"""

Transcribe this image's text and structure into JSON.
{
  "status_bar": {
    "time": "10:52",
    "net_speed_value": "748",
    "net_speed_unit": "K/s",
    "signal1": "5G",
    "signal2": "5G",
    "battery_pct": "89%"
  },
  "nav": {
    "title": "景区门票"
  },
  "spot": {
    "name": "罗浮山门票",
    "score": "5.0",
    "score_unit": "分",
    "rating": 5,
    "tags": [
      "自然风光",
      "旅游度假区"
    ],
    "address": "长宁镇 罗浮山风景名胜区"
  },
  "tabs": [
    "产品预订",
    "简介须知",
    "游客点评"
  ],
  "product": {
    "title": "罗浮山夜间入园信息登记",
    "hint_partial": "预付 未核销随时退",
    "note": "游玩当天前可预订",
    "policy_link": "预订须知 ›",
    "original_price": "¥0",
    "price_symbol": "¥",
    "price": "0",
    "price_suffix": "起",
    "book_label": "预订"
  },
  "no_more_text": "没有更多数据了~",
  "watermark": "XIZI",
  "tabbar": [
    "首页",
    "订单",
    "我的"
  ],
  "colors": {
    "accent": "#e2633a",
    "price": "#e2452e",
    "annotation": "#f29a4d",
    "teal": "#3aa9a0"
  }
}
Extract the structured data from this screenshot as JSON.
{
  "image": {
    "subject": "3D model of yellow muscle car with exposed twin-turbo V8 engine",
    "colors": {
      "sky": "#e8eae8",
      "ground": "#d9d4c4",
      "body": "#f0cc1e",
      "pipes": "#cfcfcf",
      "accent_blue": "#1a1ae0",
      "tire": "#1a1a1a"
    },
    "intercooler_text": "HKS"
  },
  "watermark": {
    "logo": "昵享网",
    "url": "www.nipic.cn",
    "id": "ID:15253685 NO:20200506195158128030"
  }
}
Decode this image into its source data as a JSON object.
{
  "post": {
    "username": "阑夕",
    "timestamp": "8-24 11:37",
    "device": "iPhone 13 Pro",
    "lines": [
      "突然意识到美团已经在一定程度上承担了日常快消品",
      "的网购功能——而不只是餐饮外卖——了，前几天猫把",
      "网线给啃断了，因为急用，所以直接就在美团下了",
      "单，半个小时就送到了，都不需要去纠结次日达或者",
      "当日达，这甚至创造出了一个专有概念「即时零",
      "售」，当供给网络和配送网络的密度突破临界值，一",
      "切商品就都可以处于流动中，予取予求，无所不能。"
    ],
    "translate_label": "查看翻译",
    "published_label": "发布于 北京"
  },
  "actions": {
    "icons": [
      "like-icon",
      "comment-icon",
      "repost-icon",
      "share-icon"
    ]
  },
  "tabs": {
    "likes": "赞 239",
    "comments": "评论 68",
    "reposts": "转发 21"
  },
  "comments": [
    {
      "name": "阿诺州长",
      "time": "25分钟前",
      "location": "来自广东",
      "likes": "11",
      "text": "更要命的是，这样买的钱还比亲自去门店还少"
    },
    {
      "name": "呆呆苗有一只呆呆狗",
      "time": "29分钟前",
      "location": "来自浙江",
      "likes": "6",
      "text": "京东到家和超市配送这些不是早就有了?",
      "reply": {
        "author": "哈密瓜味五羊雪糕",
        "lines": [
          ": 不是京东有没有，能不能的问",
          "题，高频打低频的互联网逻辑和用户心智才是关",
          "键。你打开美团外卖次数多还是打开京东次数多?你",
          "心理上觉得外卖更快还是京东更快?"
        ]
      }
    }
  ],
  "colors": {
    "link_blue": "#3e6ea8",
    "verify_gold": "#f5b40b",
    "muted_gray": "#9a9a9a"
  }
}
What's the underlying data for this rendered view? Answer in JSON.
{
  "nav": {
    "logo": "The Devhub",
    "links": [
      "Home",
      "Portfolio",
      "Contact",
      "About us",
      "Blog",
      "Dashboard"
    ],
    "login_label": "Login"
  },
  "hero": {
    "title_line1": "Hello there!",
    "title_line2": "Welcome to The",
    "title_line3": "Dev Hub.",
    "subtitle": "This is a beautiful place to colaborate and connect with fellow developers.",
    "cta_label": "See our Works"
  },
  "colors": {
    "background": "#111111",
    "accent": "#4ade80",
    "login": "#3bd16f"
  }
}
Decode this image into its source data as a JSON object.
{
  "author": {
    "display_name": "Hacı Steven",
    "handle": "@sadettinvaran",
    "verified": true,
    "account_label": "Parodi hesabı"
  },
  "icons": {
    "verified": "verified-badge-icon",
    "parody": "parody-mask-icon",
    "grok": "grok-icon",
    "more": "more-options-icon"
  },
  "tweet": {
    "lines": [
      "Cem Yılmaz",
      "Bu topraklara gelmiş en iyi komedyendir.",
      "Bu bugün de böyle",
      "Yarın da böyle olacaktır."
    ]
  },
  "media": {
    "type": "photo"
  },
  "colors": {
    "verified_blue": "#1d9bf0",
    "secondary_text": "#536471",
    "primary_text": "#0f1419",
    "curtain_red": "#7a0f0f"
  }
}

"""

▸ JOB
Each entry above is to be quoted exactly.

▸ EXERCISE ANSWER
Transcribe this image's text and structure into JSON.
{
  "status_bar": {
    "time": "10:52",
    "net_speed_value": "748",
    "net_speed_unit": "K/s",
    "signal1": "5G",
    "signal2": "5G",
    "battery_pct": "89%"
  },
  "nav": {
    "title": "景区门票"
  },
  "spot": {
    "name": "罗浮山门票",
    "score": "5.0",
    "score_unit": "分",
    "rating": 5,
    "tags": [
      "自然风光",
      "旅游度假区"
    ],
    "address": "长宁镇 罗浮山风景名胜区"
  },
  "tabs": [
    "产品预订",
    "简介须知",
    "游客点评"
  ],
  "product": {
    "title": "罗浮山夜间入园信息登记",
    "hint_partial": "预付 未核销随时退",
    "note": "游玩当天前可预订",
    "policy_link": "预订须知 ›",
    "original_price": "¥0",
    "price_symbol": "¥",
    "price": "0",
    "price_suffix": "起",
    "book_label": "预订"
  },
  "no_more_text": "没有更多数据了~",
  "watermark": "XIZI",
  "tabbar": [
    "首页",
    "订单",
    "我的"
  ],
  "colors": {
    "accent": "#e2633a",
    "price": "#e2452e",
    "annotation": "#f29a4d",
    "teal": "#3aa9a0"
  }
}
Extract the structured data from this screenshot as JSON.
{
  "image": {
    "subject": "3D model of yellow muscle car with exposed twin-turbo V8 engine",
    "colors": {
      "sky": "#e8eae8",
      "ground": "#d9d4c4",
      "body": "#f0cc1e",
      "pipes": "#cfcfcf",
      "accent_blue": "#1a1ae0",
      "tire": "#1a1a1a"
    },
    "intercooler_text": "HKS"
  },
  "watermark": {
    "logo": "昵享网",
    "url": "www.nipic.cn",
    "id": "ID:15253685 NO:20200506195158128030"
  }
}
Decode this image into its source data as a JSON object.
{
  "post": {
    "username": "阑夕",
    "timestamp": "8-24 11:37",
    "device": "iPhone 13 Pro",
    "lines": [
      "突然意识到美团已经在一定程度上承担了日常快消品",
      "的网购功能——而不只是餐饮外卖——了，前几天猫把",
      "网线给啃断了，因为急用，所以直接就在美团下了",
      "单，半个小时就送到了，都不需要去纠结次日达或者",
      "当日达，这甚至创造出了一个专有概念「即时零",
      "售」，当供给网络和配送网络的密度突破临界值，一",
      "切商品就都可以处于流动中，予取予求，无所不能。"
    ],
    "translate_label": "查看翻译",
    "published_label": "发布于 北京"
  },
  "actions": {
    "icons": [
      "like-icon",
      "comment-icon",
      "repost-icon",
      "share-icon"
    ]
  },
  "tabs": {
    "likes": "赞 239",
    "comments": "评论 68",
    "reposts": "转发 21"
  },
  "comments": [
    {
      "name": "阿诺州长",
      "time": "25分钟前",
      "location": "来自广东",
      "likes": "11",
      "text": "更要命的是，这样买的钱还比亲自去门店还少"
    },
    {
      "name": "呆呆苗有一只呆呆狗",
      "time": "29分钟前",
      "location": "来自浙江",
      "likes": "6",
      "text": "京东到家和超市配送这些不是早就有了?",
      "reply": {
        "author": "哈密瓜味五羊雪糕",
        "lines": [
          ": 不是京东有没有，能不能的问",
          "题，高频打低频的互联网逻辑和用户心智才是关",
          "键。你打开美团外卖次数多还是打开京东次数多?你",
          "心理上觉得外卖更快还是京东更快?"
        ]
      }
    }
  ],
  "colors": {
    "link_blue": "#3e6ea8",
    "verify_gold": "#f5b40b",
    "muted_gray": "#9a9a9a"
  }
}
What's the underlying data for this rendered view? Answer in JSON.
{
  "nav": {
    "logo": "The Devhub",
    "links": [
      "Home",
      "Portfolio",
      "Contact",
      "About us",
      "Blog",
      "Dashboard"
    ],
    "login_label": "Login"
  },
  "hero": {
    "title_line1": "Hello there!",
    "title_line2": "Welcome to The",
    "title_line3": "Dev Hub.",
    "subtitle": "This is a beautiful place to colaborate and connect with fellow developers.",
    "cta_label": "See our Works"
  },
  "colors": {
    "background": "#111111",
    "accent": "#4ade80",
    "login": "#3bd16f"
  }
}
Decode this image into its source data as a JSON object.
{
  "author": {
    "display_name": "Hacı Steven",
    "handle": "@sadettinvaran",
    "verified": true,
    "account_label": "Parodi hesabı"
  },
  "icons": {
    "verified": "verified-badge-icon",
    "parody": "parody-mask-icon",
    "grok": "grok-icon",
    "more": "more-options-icon"
  },
  "tweet": {
    "lines": [
      "Cem Yılmaz",
      "Bu topraklara gelmiş en iyi komedyendir.",
      "Bu bugün de böyle",
      "Yarın da böyle olacaktır."
    ]
  },
  "media": {
    "type": "photo"
  },
  "colors": {
    "verified_blue": "#1d9bf0",
    "secondary_text": "#536471",
    "primary_text": "#0f1419",
    "curtain_red": "#7a0f0f"
  }
}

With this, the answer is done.